• [WRITTEN TASK]
Images must not appear in your copy; reproduce every other part of the records exactly.

• [DATA]
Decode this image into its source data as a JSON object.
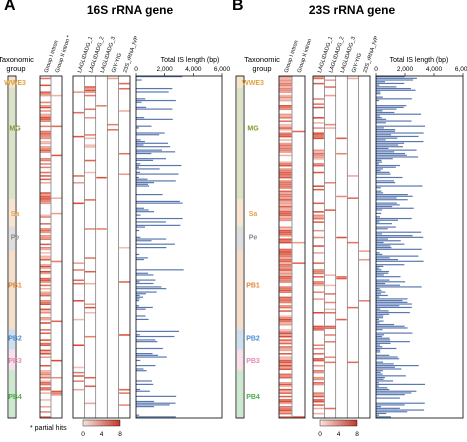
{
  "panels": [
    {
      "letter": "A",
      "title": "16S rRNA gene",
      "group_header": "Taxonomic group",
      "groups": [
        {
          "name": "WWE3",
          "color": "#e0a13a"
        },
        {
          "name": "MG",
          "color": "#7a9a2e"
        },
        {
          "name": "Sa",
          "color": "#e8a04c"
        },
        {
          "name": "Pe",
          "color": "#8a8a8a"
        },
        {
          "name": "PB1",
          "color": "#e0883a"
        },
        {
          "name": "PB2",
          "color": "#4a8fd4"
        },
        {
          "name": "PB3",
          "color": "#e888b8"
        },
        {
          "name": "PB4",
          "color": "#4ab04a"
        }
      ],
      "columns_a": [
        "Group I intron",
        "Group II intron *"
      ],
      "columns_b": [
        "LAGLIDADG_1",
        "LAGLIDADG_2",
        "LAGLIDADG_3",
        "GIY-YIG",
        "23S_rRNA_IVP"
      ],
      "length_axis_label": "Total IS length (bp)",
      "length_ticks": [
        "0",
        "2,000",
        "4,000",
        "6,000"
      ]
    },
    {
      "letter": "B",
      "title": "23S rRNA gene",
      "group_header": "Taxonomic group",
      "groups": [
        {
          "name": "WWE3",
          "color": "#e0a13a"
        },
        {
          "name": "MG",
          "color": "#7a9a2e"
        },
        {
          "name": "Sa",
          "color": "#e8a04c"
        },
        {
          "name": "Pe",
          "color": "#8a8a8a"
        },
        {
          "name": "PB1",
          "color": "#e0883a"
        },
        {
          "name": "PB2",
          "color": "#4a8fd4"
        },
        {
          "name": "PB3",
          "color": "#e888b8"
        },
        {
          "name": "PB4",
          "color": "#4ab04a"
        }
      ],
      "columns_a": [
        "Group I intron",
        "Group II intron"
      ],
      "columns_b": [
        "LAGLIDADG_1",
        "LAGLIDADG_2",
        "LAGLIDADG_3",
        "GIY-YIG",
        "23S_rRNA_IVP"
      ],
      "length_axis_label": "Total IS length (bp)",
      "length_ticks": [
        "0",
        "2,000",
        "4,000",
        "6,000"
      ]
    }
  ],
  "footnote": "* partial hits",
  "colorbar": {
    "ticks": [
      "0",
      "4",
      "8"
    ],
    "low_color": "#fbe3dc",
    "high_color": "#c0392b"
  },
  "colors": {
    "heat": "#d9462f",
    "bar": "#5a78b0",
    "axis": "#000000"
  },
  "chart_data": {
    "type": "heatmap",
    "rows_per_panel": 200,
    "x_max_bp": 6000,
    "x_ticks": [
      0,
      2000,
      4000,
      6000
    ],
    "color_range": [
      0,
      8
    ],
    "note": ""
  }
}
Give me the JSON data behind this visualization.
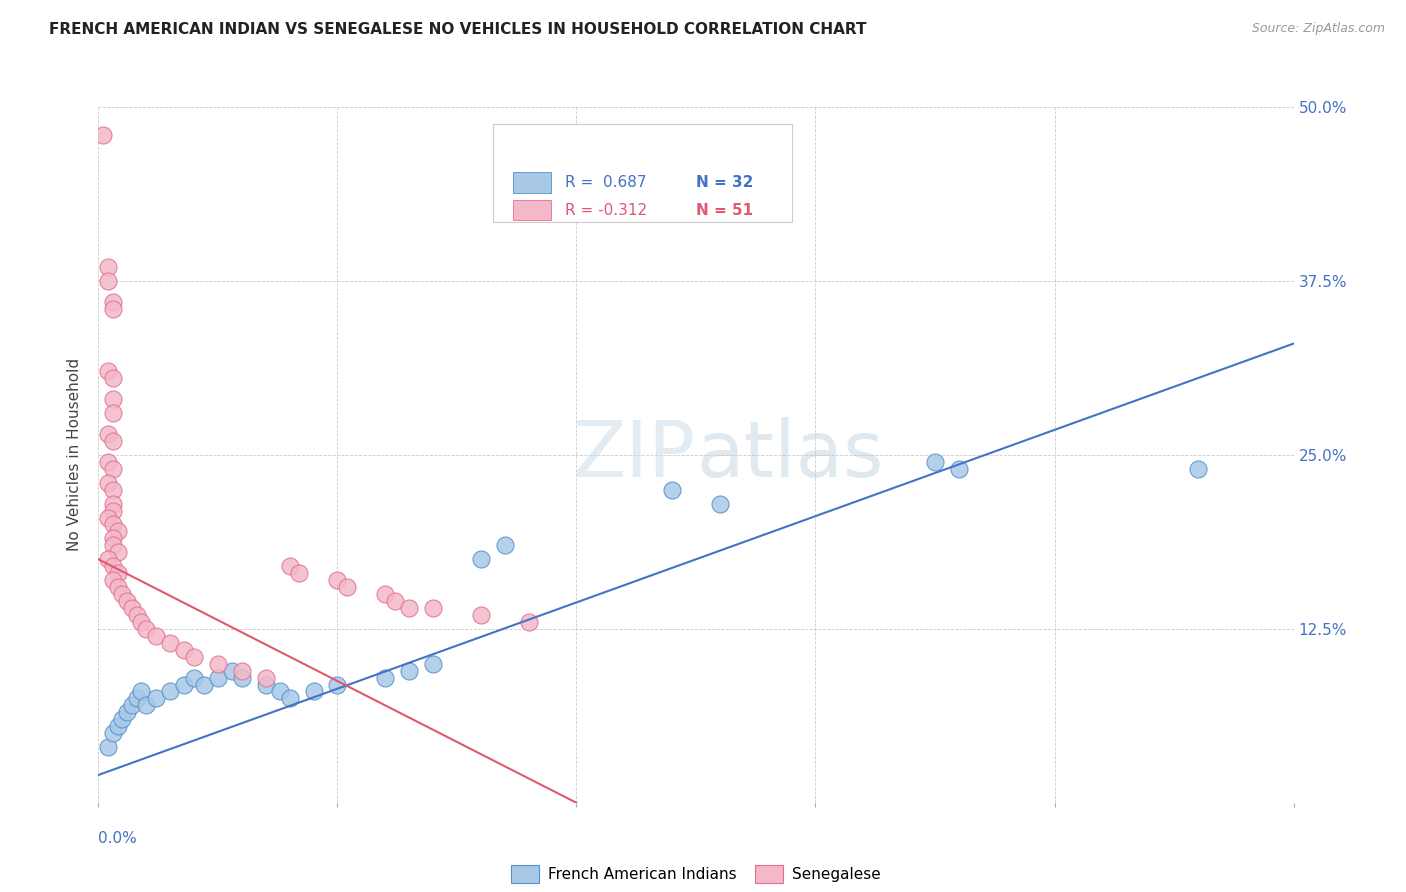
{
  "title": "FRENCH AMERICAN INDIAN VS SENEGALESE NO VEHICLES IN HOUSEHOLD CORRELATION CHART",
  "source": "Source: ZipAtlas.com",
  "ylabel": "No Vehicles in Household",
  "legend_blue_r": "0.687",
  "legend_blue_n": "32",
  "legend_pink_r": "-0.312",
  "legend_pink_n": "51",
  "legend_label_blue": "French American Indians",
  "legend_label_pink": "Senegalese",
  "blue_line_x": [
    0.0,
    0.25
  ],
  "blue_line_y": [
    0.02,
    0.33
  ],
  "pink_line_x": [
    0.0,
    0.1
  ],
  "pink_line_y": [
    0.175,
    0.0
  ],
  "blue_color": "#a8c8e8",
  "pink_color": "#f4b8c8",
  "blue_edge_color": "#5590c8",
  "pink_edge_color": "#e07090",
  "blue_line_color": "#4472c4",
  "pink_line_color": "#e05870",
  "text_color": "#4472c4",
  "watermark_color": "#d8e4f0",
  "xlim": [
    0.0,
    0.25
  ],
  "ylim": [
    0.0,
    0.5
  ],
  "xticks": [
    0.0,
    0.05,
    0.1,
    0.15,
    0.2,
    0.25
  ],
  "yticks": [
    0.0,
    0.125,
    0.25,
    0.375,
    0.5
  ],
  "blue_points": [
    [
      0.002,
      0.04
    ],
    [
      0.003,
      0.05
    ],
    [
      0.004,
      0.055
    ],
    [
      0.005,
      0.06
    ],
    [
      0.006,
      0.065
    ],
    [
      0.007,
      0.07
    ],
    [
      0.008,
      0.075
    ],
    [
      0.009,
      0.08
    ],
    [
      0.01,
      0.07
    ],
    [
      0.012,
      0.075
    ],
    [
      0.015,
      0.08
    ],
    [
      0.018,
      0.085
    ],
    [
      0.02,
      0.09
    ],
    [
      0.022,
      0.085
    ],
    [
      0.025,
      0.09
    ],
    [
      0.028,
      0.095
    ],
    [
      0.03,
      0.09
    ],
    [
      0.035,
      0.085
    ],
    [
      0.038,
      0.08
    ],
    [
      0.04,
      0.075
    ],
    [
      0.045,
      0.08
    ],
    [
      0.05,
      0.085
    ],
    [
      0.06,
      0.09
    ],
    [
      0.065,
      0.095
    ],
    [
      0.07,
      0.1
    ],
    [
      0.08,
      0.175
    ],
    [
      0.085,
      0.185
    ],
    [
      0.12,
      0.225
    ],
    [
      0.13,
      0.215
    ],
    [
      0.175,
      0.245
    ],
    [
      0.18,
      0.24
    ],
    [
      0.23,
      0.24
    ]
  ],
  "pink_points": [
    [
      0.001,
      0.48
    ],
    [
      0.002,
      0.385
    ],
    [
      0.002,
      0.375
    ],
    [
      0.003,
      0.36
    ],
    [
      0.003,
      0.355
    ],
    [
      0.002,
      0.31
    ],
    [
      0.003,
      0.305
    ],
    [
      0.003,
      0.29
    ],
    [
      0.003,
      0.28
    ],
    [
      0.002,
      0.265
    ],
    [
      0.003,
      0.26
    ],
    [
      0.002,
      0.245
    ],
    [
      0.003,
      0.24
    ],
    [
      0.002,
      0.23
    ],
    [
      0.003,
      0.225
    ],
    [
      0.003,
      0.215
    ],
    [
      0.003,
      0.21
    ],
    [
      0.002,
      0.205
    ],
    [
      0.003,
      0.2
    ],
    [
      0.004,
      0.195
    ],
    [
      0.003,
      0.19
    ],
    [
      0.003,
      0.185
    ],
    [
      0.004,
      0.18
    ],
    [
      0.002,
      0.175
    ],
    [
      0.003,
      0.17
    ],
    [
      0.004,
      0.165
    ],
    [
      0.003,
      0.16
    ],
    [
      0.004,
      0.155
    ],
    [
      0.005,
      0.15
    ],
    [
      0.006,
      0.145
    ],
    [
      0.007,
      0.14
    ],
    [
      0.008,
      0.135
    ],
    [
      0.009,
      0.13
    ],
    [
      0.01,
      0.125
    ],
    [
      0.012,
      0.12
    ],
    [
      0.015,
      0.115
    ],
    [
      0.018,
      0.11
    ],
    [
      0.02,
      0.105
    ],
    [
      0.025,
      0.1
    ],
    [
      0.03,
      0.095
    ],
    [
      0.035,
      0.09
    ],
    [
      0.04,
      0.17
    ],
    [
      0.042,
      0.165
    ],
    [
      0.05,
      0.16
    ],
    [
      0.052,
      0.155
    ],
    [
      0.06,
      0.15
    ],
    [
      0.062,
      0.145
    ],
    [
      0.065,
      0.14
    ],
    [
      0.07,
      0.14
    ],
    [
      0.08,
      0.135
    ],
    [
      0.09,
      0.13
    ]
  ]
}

• [WRITTEN REPLY]
Decode this image into its source data as a JSON object.
{
  "panels": [
    {
      "letter": "A",
      "title": "16S rRNA gene",
      "group_header": "Taxonomic group",
      "groups": [
        {
          "name": "WWE3",
          "color": "#e0a13a"
        },
        {
          "name": "MG",
          "color": "#7a9a2e"
        },
        {
          "name": "Sa",
          "color": "#e8a04c"
        },
        {
          "name": "Pe",
          "color": "#8a8a8a"
        },
        {
          "name": "PB1",
          "color": "#e0883a"
        },
        {
          "name": "PB2",
          "color": "#4a8fd4"
        },
        {
          "name": "PB3",
          "color": "#e888b8"
        },
        {
          "name": "PB4",
          "color": "#4ab04a"
        }
      ],
      "columns_a": [
        "Group I intron",
        "Group II intron *"
      ],
      "columns_b": [
        "LAGLIDADG_1",
        "LAGLIDADG_2",
        "LAGLIDADG_3",
        "GIY-YIG",
        "23S_rRNA_IVP"
      ],
      "length_axis_label": "Total IS length (bp)",
      "length_ticks": [
        "0",
        "2,000",
        "4,000",
        "6,000"
      ]
    },
    {
      "letter": "B",
      "title": "23S rRNA gene",
      "group_header": "Taxonomic group",
      "groups": [
        {
          "name": "WWE3",
          "color": "#e0a13a"
        },
        {
          "name": "MG",
          "color": "#7a9a2e"
        },
        {
          "name": "Sa",
          "color": "#e8a04c"
        },
        {
          "name": "Pe",
          "color": "#8a8a8a"
        },
        {
          "name": "PB1",
          "color": "#e0883a"
        },
        {
          "name": "PB2",
          "color": "#4a8fd4"
        },
        {
          "name": "PB3",
          "color": "#e888b8"
        },
        {
          "name": "PB4",
          "color": "#4ab04a"
        }
      ],
      "columns_a": [
        "Group I intron",
        "Group II intron"
      ],
      "columns_b": [
        "LAGLIDADG_1",
        "LAGLIDADG_2",
        "LAGLIDADG_3",
        "GIY-YIG",
        "23S_rRNA_IVP"
      ],
      "length_axis_label": "Total IS length (bp)",
      "length_ticks": [
        "0",
        "2,000",
        "4,000",
        "6,000"
      ]
    }
  ],
  "footnote": "* partial hits",
  "colorbar": {
    "ticks": [
      "0",
      "4",
      "8"
    ],
    "low_color": "#fbe3dc",
    "high_color": "#c0392b"
  },
  "colors": {
    "heat": "#d9462f",
    "bar": "#5a78b0",
    "axis": "#000000"
  },
  "chart_data": {
    "type": "heatmap",
    "rows_per_panel": 200,
    "x_max_bp": 6000,
    "x_ticks": [
      0,
      2000,
      4000,
      6000
    ],
    "color_range": [
      0,
      8
    ],
    "note": ""
  }
}
Give me the JSON data behind this visualization.
{
  "title": "FRENCH AMERICAN INDIAN VS SENEGALESE NO VEHICLES IN HOUSEHOLD CORRELATION CHART",
  "source": "Source: ZipAtlas.com",
  "ylabel": "No Vehicles in Household",
  "legend_blue_r": "0.687",
  "legend_blue_n": "32",
  "legend_pink_r": "-0.312",
  "legend_pink_n": "51",
  "legend_label_blue": "French American Indians",
  "legend_label_pink": "Senegalese",
  "blue_line_x": [
    0.0,
    0.25
  ],
  "blue_line_y": [
    0.02,
    0.33
  ],
  "pink_line_x": [
    0.0,
    0.1
  ],
  "pink_line_y": [
    0.175,
    0.0
  ],
  "blue_color": "#a8c8e8",
  "pink_color": "#f4b8c8",
  "blue_edge_color": "#5590c8",
  "pink_edge_color": "#e07090",
  "blue_line_color": "#4472c4",
  "pink_line_color": "#e05870",
  "text_color": "#4472c4",
  "watermark_color": "#d8e4f0",
  "xlim": [
    0.0,
    0.25
  ],
  "ylim": [
    0.0,
    0.5
  ],
  "xticks": [
    0.0,
    0.05,
    0.1,
    0.15,
    0.2,
    0.25
  ],
  "yticks": [
    0.0,
    0.125,
    0.25,
    0.375,
    0.5
  ],
  "blue_points": [
    [
      0.002,
      0.04
    ],
    [
      0.003,
      0.05
    ],
    [
      0.004,
      0.055
    ],
    [
      0.005,
      0.06
    ],
    [
      0.006,
      0.065
    ],
    [
      0.007,
      0.07
    ],
    [
      0.008,
      0.075
    ],
    [
      0.009,
      0.08
    ],
    [
      0.01,
      0.07
    ],
    [
      0.012,
      0.075
    ],
    [
      0.015,
      0.08
    ],
    [
      0.018,
      0.085
    ],
    [
      0.02,
      0.09
    ],
    [
      0.022,
      0.085
    ],
    [
      0.025,
      0.09
    ],
    [
      0.028,
      0.095
    ],
    [
      0.03,
      0.09
    ],
    [
      0.035,
      0.085
    ],
    [
      0.038,
      0.08
    ],
    [
      0.04,
      0.075
    ],
    [
      0.045,
      0.08
    ],
    [
      0.05,
      0.085
    ],
    [
      0.06,
      0.09
    ],
    [
      0.065,
      0.095
    ],
    [
      0.07,
      0.1
    ],
    [
      0.08,
      0.175
    ],
    [
      0.085,
      0.185
    ],
    [
      0.12,
      0.225
    ],
    [
      0.13,
      0.215
    ],
    [
      0.175,
      0.245
    ],
    [
      0.18,
      0.24
    ],
    [
      0.23,
      0.24
    ]
  ],
  "pink_points": [
    [
      0.001,
      0.48
    ],
    [
      0.002,
      0.385
    ],
    [
      0.002,
      0.375
    ],
    [
      0.003,
      0.36
    ],
    [
      0.003,
      0.355
    ],
    [
      0.002,
      0.31
    ],
    [
      0.003,
      0.305
    ],
    [
      0.003,
      0.29
    ],
    [
      0.003,
      0.28
    ],
    [
      0.002,
      0.265
    ],
    [
      0.003,
      0.26
    ],
    [
      0.002,
      0.245
    ],
    [
      0.003,
      0.24
    ],
    [
      0.002,
      0.23
    ],
    [
      0.003,
      0.225
    ],
    [
      0.003,
      0.215
    ],
    [
      0.003,
      0.21
    ],
    [
      0.002,
      0.205
    ],
    [
      0.003,
      0.2
    ],
    [
      0.004,
      0.195
    ],
    [
      0.003,
      0.19
    ],
    [
      0.003,
      0.185
    ],
    [
      0.004,
      0.18
    ],
    [
      0.002,
      0.175
    ],
    [
      0.003,
      0.17
    ],
    [
      0.004,
      0.165
    ],
    [
      0.003,
      0.16
    ],
    [
      0.004,
      0.155
    ],
    [
      0.005,
      0.15
    ],
    [
      0.006,
      0.145
    ],
    [
      0.007,
      0.14
    ],
    [
      0.008,
      0.135
    ],
    [
      0.009,
      0.13
    ],
    [
      0.01,
      0.125
    ],
    [
      0.012,
      0.12
    ],
    [
      0.015,
      0.115
    ],
    [
      0.018,
      0.11
    ],
    [
      0.02,
      0.105
    ],
    [
      0.025,
      0.1
    ],
    [
      0.03,
      0.095
    ],
    [
      0.035,
      0.09
    ],
    [
      0.04,
      0.17
    ],
    [
      0.042,
      0.165
    ],
    [
      0.05,
      0.16
    ],
    [
      0.052,
      0.155
    ],
    [
      0.06,
      0.15
    ],
    [
      0.062,
      0.145
    ],
    [
      0.065,
      0.14
    ],
    [
      0.07,
      0.14
    ],
    [
      0.08,
      0.135
    ],
    [
      0.09,
      0.13
    ]
  ]
}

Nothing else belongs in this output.